#### [Aim of the exercise]
Copy the whole listing below line for line, without any change, but leave the picture out of your answer.

BEGIN Provided information

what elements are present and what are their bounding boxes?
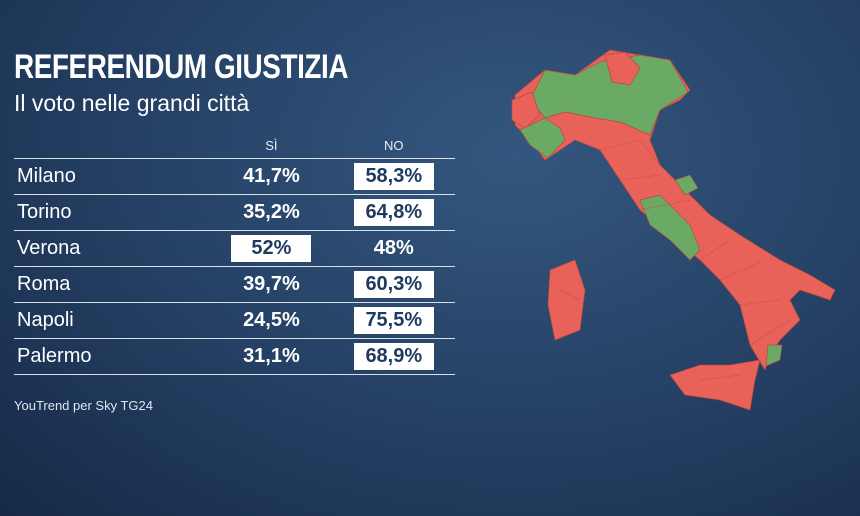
row: Palermo 31,1% 68,9% (14, 338, 455, 375)
row: Torino 35,2% 64,8% (14, 194, 455, 231)
source: YouTrend per Sky TG24 (14, 398, 153, 413)
column-header: NO (384, 137, 404, 153)
title: REFERENDUM GIUSTIZIA (14, 48, 349, 86)
city: Milano (14, 158, 211, 195)
no-value: 64,8% (353, 199, 434, 226)
results-table: SÌ NO Milano 41,7% 58,3% Torino 35,2% 64,8% … (14, 132, 455, 375)
no-value: 58,3% (353, 163, 434, 190)
east-green (674, 174, 699, 196)
row: Milano 41,7% 58,3% (14, 158, 455, 195)
no-value: 60,3% (353, 271, 434, 298)
row: Verona 52% 48% (14, 230, 455, 267)
yes-value: 35,2% (243, 201, 300, 223)
sicily (669, 359, 761, 411)
sardinia (547, 259, 586, 341)
row: Roma 39,7% 60,3% (14, 266, 455, 303)
center-green (639, 194, 701, 261)
yes-value: 41,7% (243, 165, 300, 187)
region-lines (559, 139, 791, 381)
no-value: 75,5% (353, 307, 434, 334)
no-value: 68,9% (353, 343, 434, 370)
city: Roma (14, 266, 211, 303)
city: Napoli (14, 302, 211, 339)
city: Palermo (14, 338, 211, 375)
subtitle: Il voto nelle grandi città (14, 90, 250, 116)
northwest-green (519, 117, 566, 159)
yes-value: 31,1% (243, 345, 300, 367)
no-value: 48% (373, 237, 414, 259)
city: Verona (14, 230, 211, 267)
calabria-green (765, 344, 783, 367)
row: Napoli 24,5% 75,5% (14, 302, 455, 339)
yes-value: 52% (231, 235, 312, 262)
city: Torino (14, 194, 211, 231)
yes-value: 24,5% (243, 309, 300, 331)
yes-value: 39,7% (243, 273, 300, 295)
north-red (604, 51, 641, 86)
northwest-red (511, 91, 541, 129)
column-header: SÌ (265, 137, 278, 153)
header-row: SÌ NO (14, 132, 455, 159)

END Provided information

#### [Output of the task]
what elements are present and what are their bounding boxes?
row: Palermo 31,1% 68,9% (14, 338, 455, 375)
row: Torino 35,2% 64,8% (14, 194, 455, 231)
source: YouTrend per Sky TG24 (14, 398, 153, 413)
column-header: NO (384, 137, 404, 153)
title: REFERENDUM GIUSTIZIA (14, 48, 349, 86)
city: Milano (14, 158, 211, 195)
no-value: 64,8% (353, 199, 434, 226)
results-table: SÌ NO Milano 41,7% 58,3% Torino 35,2% 64,8% … (14, 132, 455, 375)
no-value: 58,3% (353, 163, 434, 190)
east-green (674, 174, 699, 196)
row: Milano 41,7% 58,3% (14, 158, 455, 195)
no-value: 60,3% (353, 271, 434, 298)
row: Verona 52% 48% (14, 230, 455, 267)
yes-value: 35,2% (243, 201, 300, 223)
sicily (669, 359, 761, 411)
sardinia (547, 259, 586, 341)
row: Roma 39,7% 60,3% (14, 266, 455, 303)
center-green (639, 194, 701, 261)
yes-value: 41,7% (243, 165, 300, 187)
region-lines (559, 139, 791, 381)
no-value: 75,5% (353, 307, 434, 334)
no-value: 68,9% (353, 343, 434, 370)
city: Roma (14, 266, 211, 303)
city: Napoli (14, 302, 211, 339)
city: Palermo (14, 338, 211, 375)
subtitle: Il voto nelle grandi città (14, 90, 250, 116)
northwest-green (519, 117, 566, 159)
yes-value: 31,1% (243, 345, 300, 367)
no-value: 48% (373, 237, 414, 259)
city: Verona (14, 230, 211, 267)
calabria-green (765, 344, 783, 367)
row: Napoli 24,5% 75,5% (14, 302, 455, 339)
yes-value: 52% (231, 235, 312, 262)
city: Torino (14, 194, 211, 231)
yes-value: 24,5% (243, 309, 300, 331)
yes-value: 39,7% (243, 273, 300, 295)
north-red (604, 51, 641, 86)
northwest-red (511, 91, 541, 129)
column-header: SÌ (265, 137, 278, 153)
header-row: SÌ NO (14, 132, 455, 159)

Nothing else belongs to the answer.